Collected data
··········

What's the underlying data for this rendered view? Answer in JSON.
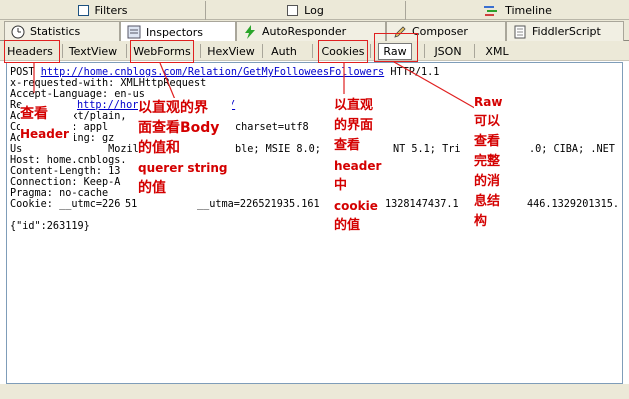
{
  "top_tabs": [
    "Filters",
    "Log",
    "Timeline"
  ],
  "main_tabs": [
    "Statistics",
    "Inspectors",
    "AutoResponder",
    "Composer",
    "FiddlerScript"
  ],
  "sub_tabs": [
    "Headers",
    "TextView",
    "WebForms",
    "HexView",
    "Auth",
    "Cookies",
    "Raw",
    "JSON",
    "XML"
  ],
  "request": {
    "method": "POST",
    "url": "http://home.cnblogs.com/Relation/GetMyFolloweesFollowers",
    "protocol": "HTTP/1.1",
    "headers_visible": [
      "x-requested-with: XMLHttpRequest",
      "Accept-Language: en-us",
      "Re",
      "Ac        xt/plain,",
      "Co      pe: appl",
      "Ac      oding: gz",
      "Us              Mozill",
      "Host: home.cnblogs.",
      "Content-Length: 13",
      "Connection: Keep-A",
      "Pragma: no-cache",
      "Cookie: __utmc=226"
    ],
    "link_partial_1": "http://hor",
    "link_partial_2": "/",
    "fragment_1": "charset=utf8",
    "fragment_2": "ble; MSIE 8.0;",
    "fragment_3": "NT 5.1; Tri",
    "fragment_4": ".0; CIBA; .NET",
    "cookie_mid": "__utma=226521935.161",
    "cookie_mid2": "1328147437.1",
    "cookie_end": "446.1329201315.",
    "cookie_gap": "51",
    "body": "{\"id\":263119}"
  },
  "annotations": {
    "header_note_1": "查看",
    "header_note_2": "Header",
    "webforms_note": [
      "以直观的界",
      "面查看Body",
      "的值和",
      "querer string",
      "的值"
    ],
    "cookies_note": [
      "以直观",
      "的界面",
      "查看",
      "header",
      "中",
      "cookie",
      "的值"
    ],
    "raw_note": [
      "Raw",
      "可以",
      "查看",
      "完整",
      "的消",
      "息结",
      "构"
    ]
  },
  "colors": {
    "annotation": "#e02020",
    "link": "#0000cc"
  }
}
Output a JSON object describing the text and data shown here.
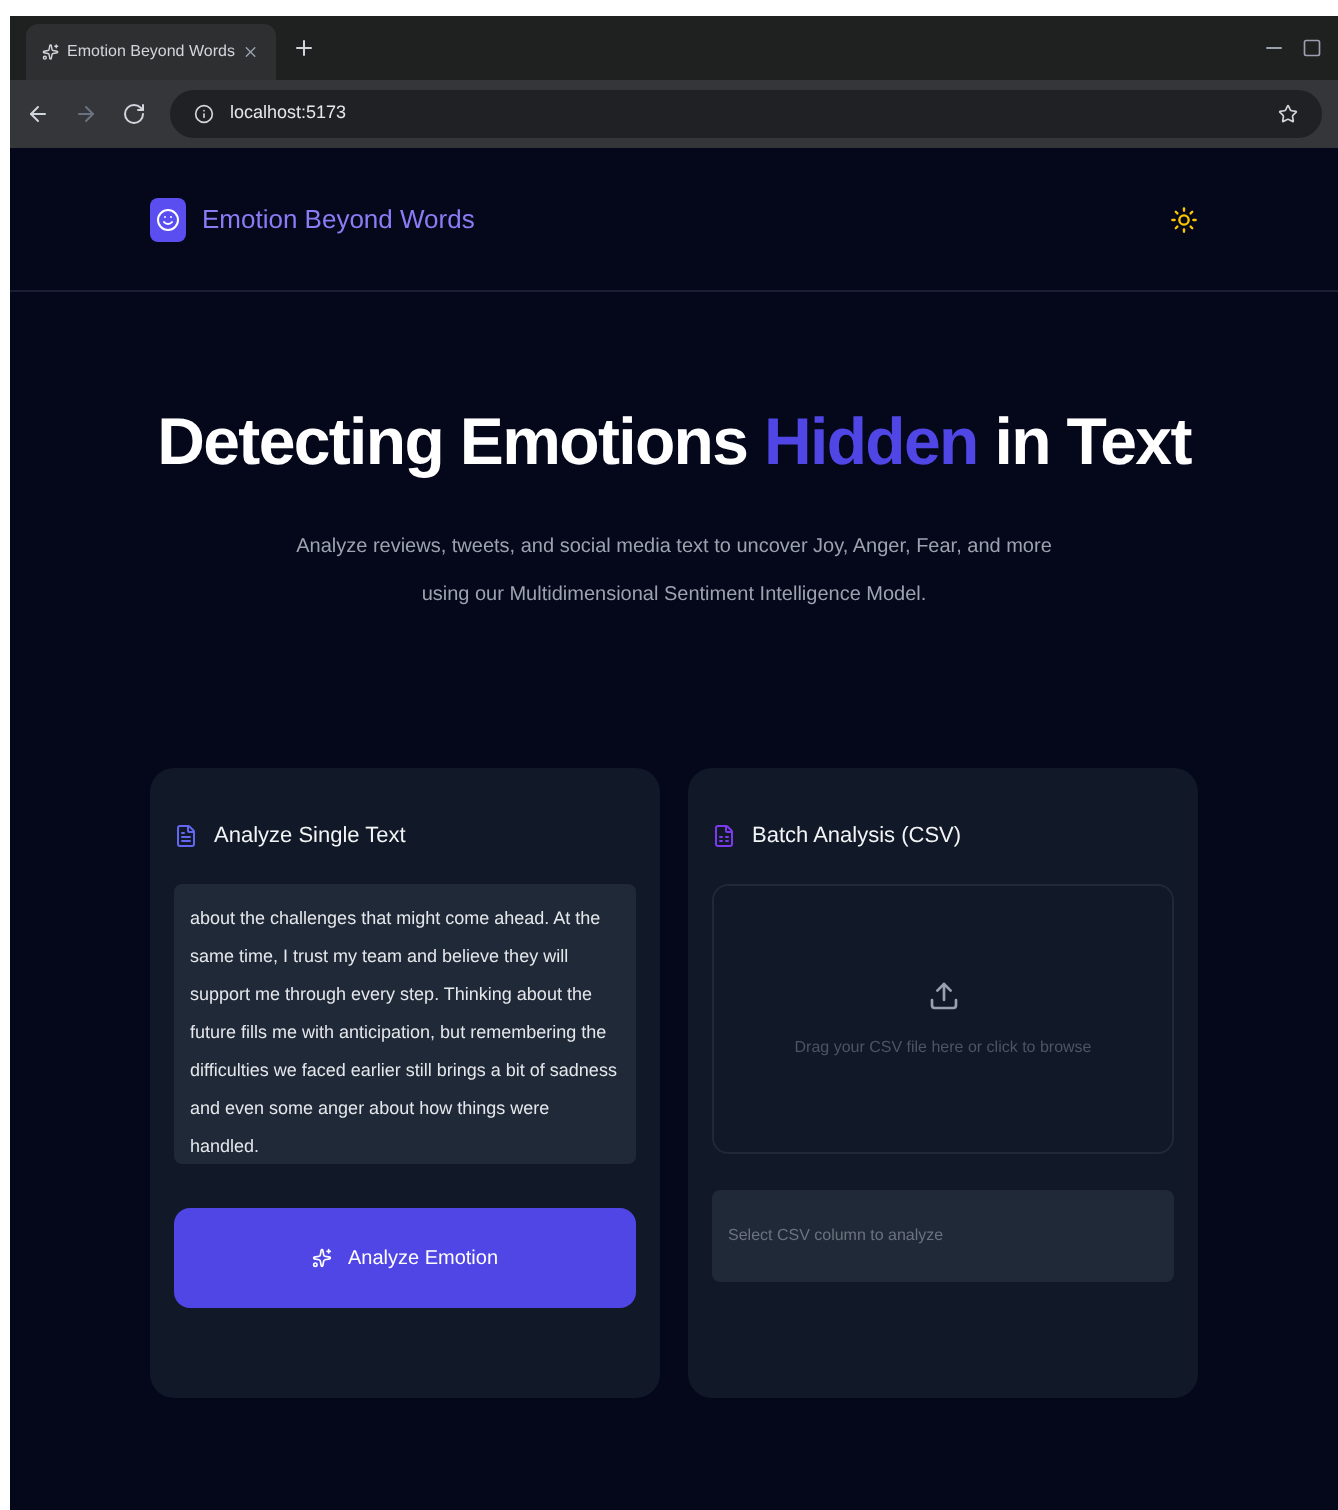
{
  "browser": {
    "tab_title": "Emotion Beyond Words",
    "url": "localhost:5173"
  },
  "header": {
    "brand": "Emotion Beyond Words"
  },
  "hero": {
    "title_start": "Detecting Emotions",
    "title_highlight": "Hidden",
    "title_end": "in Text",
    "subtitle": "Analyze reviews, tweets, and social media text to uncover Joy, Anger, Fear, and more using our Multidimensional Sentiment Intelligence Model."
  },
  "single": {
    "title": "Analyze Single Text",
    "value": "about the challenges that might come ahead. At the same time, I trust my team and believe they will support me through every step. Thinking about the future fills me with anticipation, but remembering the difficulties we faced earlier still brings a bit of sadness and even some anger about how things were handled.",
    "button": "Analyze Emotion"
  },
  "batch": {
    "title": "Batch Analysis (CSV)",
    "drop_hint": "Drag your CSV file here or click to browse",
    "column_placeholder": "Select CSV column to analyze"
  }
}
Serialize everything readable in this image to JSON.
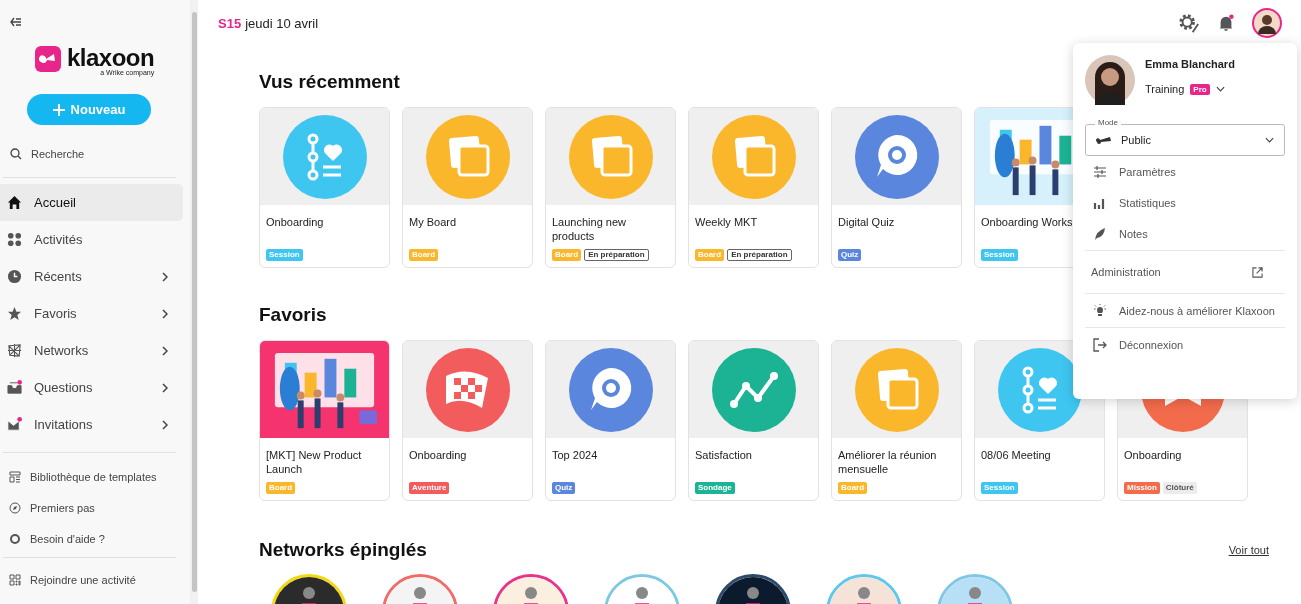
{
  "sidebar": {
    "logo": {
      "name": "klaxoon",
      "tagline": "a Wrike company"
    },
    "new_button": "Nouveau",
    "search": "Recherche",
    "items": [
      {
        "label": "Accueil",
        "selected": true,
        "expandable": false,
        "notification": false
      },
      {
        "label": "Activités",
        "selected": false,
        "expandable": false,
        "notification": false
      },
      {
        "label": "Récents",
        "selected": false,
        "expandable": true,
        "notification": false
      },
      {
        "label": "Favoris",
        "selected": false,
        "expandable": true,
        "notification": false
      },
      {
        "label": "Networks",
        "selected": false,
        "expandable": true,
        "notification": false
      },
      {
        "label": "Questions",
        "selected": false,
        "expandable": true,
        "notification": true
      },
      {
        "label": "Invitations",
        "selected": false,
        "expandable": true,
        "notification": true
      }
    ],
    "links": [
      "Bibliothèque de templates",
      "Premiers pas",
      "Besoin d'aide ?"
    ],
    "join": "Rejoindre une activité"
  },
  "header": {
    "week": "S15",
    "date": "jeudi 10 avril",
    "notification": true
  },
  "sections": [
    {
      "title": "Vus récemment",
      "cards": [
        {
          "title": "Onboarding",
          "thumb": {
            "kind": "session",
            "color": "#3ec6f0"
          },
          "tags": [
            {
              "label": "Session",
              "kind": "type",
              "color": "#3ec6f0"
            }
          ]
        },
        {
          "title": "My Board",
          "thumb": {
            "kind": "board",
            "color": "#fbb72c"
          },
          "tags": [
            {
              "label": "Board",
              "kind": "type",
              "color": "#fbb72c"
            }
          ]
        },
        {
          "title": "Launching new products",
          "thumb": {
            "kind": "board",
            "color": "#fbb72c"
          },
          "tags": [
            {
              "label": "Board",
              "kind": "type",
              "color": "#fbb72c"
            },
            {
              "label": "En préparation",
              "kind": "outline"
            }
          ]
        },
        {
          "title": "Weekly MKT",
          "thumb": {
            "kind": "board",
            "color": "#fbb72c"
          },
          "tags": [
            {
              "label": "Board",
              "kind": "type",
              "color": "#fbb72c"
            },
            {
              "label": "En préparation",
              "kind": "outline"
            }
          ]
        },
        {
          "title": "Digital Quiz",
          "thumb": {
            "kind": "quiz",
            "color": "#5a86dd"
          },
          "tags": [
            {
              "label": "Quiz",
              "kind": "type",
              "color": "#5a86dd"
            }
          ]
        },
        {
          "title": "Onboarding Works",
          "thumb": {
            "kind": "picture",
            "color": "#d6f1fb"
          },
          "tags": [
            {
              "label": "Session",
              "kind": "type",
              "color": "#3ec6f0"
            }
          ]
        }
      ]
    },
    {
      "title": "Favoris",
      "cards": [
        {
          "title": "[MKT] New Product Launch",
          "thumb": {
            "kind": "picture",
            "color": "#f5336e"
          },
          "tags": [
            {
              "label": "Board",
              "kind": "type",
              "color": "#fbb72c"
            }
          ]
        },
        {
          "title": "Onboarding",
          "thumb": {
            "kind": "aventure",
            "color": "#f25c5c"
          },
          "tags": [
            {
              "label": "Aventure",
              "kind": "type",
              "color": "#f25c5c"
            }
          ]
        },
        {
          "title": "Top 2024",
          "thumb": {
            "kind": "quiz",
            "color": "#5a86dd"
          },
          "tags": [
            {
              "label": "Quiz",
              "kind": "type",
              "color": "#5a86dd"
            }
          ]
        },
        {
          "title": "Satisfaction",
          "thumb": {
            "kind": "sondage",
            "color": "#1cb394"
          },
          "tags": [
            {
              "label": "Sondage",
              "kind": "type",
              "color": "#1cb394"
            }
          ]
        },
        {
          "title": "Améliorer la réunion mensuelle",
          "thumb": {
            "kind": "board",
            "color": "#fbb72c"
          },
          "tags": [
            {
              "label": "Board",
              "kind": "type",
              "color": "#fbb72c"
            }
          ]
        },
        {
          "title": "08/06 Meeting",
          "thumb": {
            "kind": "session",
            "color": "#3ec6f0"
          },
          "tags": [
            {
              "label": "Session",
              "kind": "type",
              "color": "#3ec6f0"
            }
          ]
        },
        {
          "title": "Onboarding",
          "thumb": {
            "kind": "mission",
            "color": "#f26b4b"
          },
          "tags": [
            {
              "label": "Mission",
              "kind": "type",
              "color": "#f26b4b"
            },
            {
              "label": "Clôturé",
              "kind": "muted"
            }
          ]
        }
      ]
    }
  ],
  "networks": {
    "title": "Networks épinglés",
    "see_all": "Voir tout",
    "items": [
      {
        "color": "#f5d90a"
      },
      {
        "color": "#f26b6b"
      },
      {
        "color": "#e8358c"
      },
      {
        "color": "#7ec8e3"
      },
      {
        "color": "#2d4a6b"
      },
      {
        "color": "#5cc8f0"
      },
      {
        "color": "#7ec8e3"
      }
    ]
  },
  "account_menu": {
    "name": "Emma Blanchard",
    "workspace": "Training",
    "plan_badge": "Pro",
    "mode": {
      "label": "Mode",
      "value": "Public"
    },
    "sections": [
      [
        {
          "label": "Paramètres",
          "external": false
        },
        {
          "label": "Statistiques",
          "external": false
        },
        {
          "label": "Notes",
          "external": false
        }
      ],
      [
        {
          "label": "Administration",
          "external": true
        }
      ],
      [
        {
          "label": "Aidez-nous à améliorer Klaxoon",
          "external": false
        }
      ],
      [
        {
          "label": "Déconnexion",
          "external": false
        }
      ]
    ]
  }
}
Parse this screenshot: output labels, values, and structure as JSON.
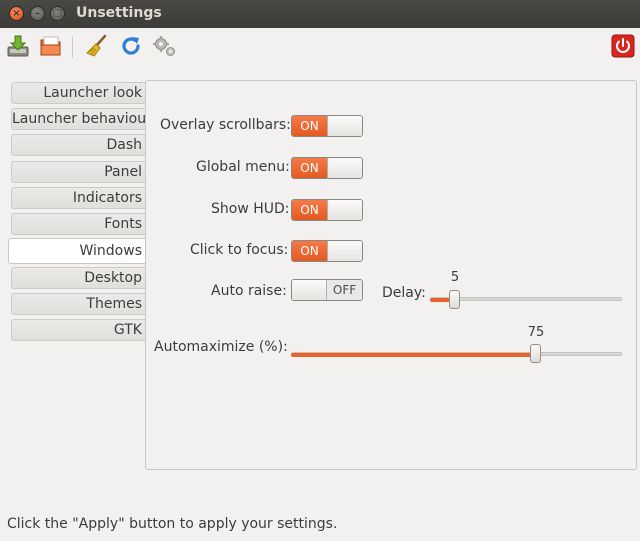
{
  "window": {
    "title": "Unsettings",
    "close_glyph": "×",
    "minimize_glyph": "–",
    "maximize_glyph": "□"
  },
  "toolbar": {
    "items": [
      {
        "icon": "save-download-icon"
      },
      {
        "icon": "open-folder-icon"
      },
      {
        "icon": "broom-clean-icon"
      },
      {
        "icon": "refresh-icon"
      },
      {
        "icon": "gears-settings-icon"
      },
      {
        "icon": "power-quit-icon"
      }
    ]
  },
  "sidebar": {
    "items": [
      {
        "label": "Launcher look"
      },
      {
        "label": "Launcher behaviour"
      },
      {
        "label": "Dash"
      },
      {
        "label": "Panel"
      },
      {
        "label": "Indicators"
      },
      {
        "label": "Fonts"
      },
      {
        "label": "Windows"
      },
      {
        "label": "Desktop"
      },
      {
        "label": "Themes"
      },
      {
        "label": "GTK"
      }
    ],
    "active_index": 6
  },
  "windows_panel": {
    "overlay_scrollbars": {
      "label": "Overlay scrollbars:",
      "state": "ON"
    },
    "global_menu": {
      "label": "Global menu:",
      "state": "ON"
    },
    "show_hud": {
      "label": "Show HUD:",
      "state": "ON"
    },
    "click_to_focus": {
      "label": "Click to focus:",
      "state": "ON"
    },
    "auto_raise": {
      "label": "Auto raise:",
      "state": "OFF"
    },
    "delay": {
      "label": "Delay:",
      "value": "5",
      "fraction": 0.06
    },
    "automaximize": {
      "label": "Automaximize  (%):",
      "value": "75",
      "fraction": 0.75
    }
  },
  "status_bar": {
    "text": "Click the \"Apply\" button to apply your settings."
  },
  "colors": {
    "accent": "#e8622a",
    "titlebar": "#3c3b37",
    "window_bg": "#f2f1f0"
  }
}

··········

== WHAT IS NEEDED ==
Looking at the material above, count the lines that hold "JSON" and give the total alone.

== RESPONSE FOR THIS EXERCISE ==
5